● Extrait fourni
*****

Le principe est simple sur le papier : Meshtastic utilise la technologie LoRa (Long Range), un protocole radio basse consommation capable de transmettre de petites quantités de données sur plusieurs kilomètres via des fréquences libres. Chaque appareil devient un maillon d’un réseau maillé : il reçoit un message, le relaie, et ainsi de suite. Résultat : un filet de communication qui peut s’étendre sur des kilomètres, même loin de toute antenne.
Un réseau radio qui se débrouille tout seul
« C’est comme une infrastructure radio… sans infrastructure. C’est ad hoc », résume à Wired Eric Kristoff, bénévole à la Mars Society de Chicago. L’association teste Meshtastic lors de missions analogues à des expéditions martiennes, menées dans des zones reculées. Les participants portent des radios T-Echo, grosses comme un jeu de cartes, pour rester en contact et partager leur position. « Nous sommes à deux heures du premier hôpital. Si personne ne sait où vous êtes, le risque augmente immédiatement », explique-t-il.

*****

● Données affichées
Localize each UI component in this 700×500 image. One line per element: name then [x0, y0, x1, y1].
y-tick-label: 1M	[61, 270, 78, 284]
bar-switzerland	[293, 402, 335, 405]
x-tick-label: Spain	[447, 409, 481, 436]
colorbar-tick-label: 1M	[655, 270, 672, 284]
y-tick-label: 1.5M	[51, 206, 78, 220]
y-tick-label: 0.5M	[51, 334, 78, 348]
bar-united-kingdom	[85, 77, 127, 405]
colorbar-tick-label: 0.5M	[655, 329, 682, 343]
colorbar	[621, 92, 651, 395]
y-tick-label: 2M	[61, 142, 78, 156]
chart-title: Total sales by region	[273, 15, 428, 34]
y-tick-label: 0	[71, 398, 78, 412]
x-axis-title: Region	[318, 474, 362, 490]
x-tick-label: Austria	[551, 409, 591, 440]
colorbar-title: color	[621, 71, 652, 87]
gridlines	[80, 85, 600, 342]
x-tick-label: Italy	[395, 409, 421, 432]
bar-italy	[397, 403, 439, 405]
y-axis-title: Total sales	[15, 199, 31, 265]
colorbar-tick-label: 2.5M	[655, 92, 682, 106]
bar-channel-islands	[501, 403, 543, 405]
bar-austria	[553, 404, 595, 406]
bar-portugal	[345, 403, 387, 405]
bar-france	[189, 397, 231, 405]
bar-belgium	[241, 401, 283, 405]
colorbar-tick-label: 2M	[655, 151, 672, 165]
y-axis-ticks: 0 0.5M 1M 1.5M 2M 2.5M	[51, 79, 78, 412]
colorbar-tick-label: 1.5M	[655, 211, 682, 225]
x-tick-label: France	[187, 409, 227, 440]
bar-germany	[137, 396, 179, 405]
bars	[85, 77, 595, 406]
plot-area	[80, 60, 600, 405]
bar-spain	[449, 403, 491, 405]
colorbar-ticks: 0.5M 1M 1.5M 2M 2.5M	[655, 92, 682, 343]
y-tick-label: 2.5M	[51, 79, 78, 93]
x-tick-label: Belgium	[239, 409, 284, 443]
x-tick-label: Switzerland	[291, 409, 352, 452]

*****

● But de l'exercice
Relevez dans l'extrait sur Meshtastic tous les noms propres qui désignent une personne, une organisation, un média, une technologie ou un appareil. Seul l'extrait doit servir de source.

● Résultat attendu
Meshtastic, LoRa (Long Range), Wired, Eric Kristoff, Mars Society de Chicago, T-Echo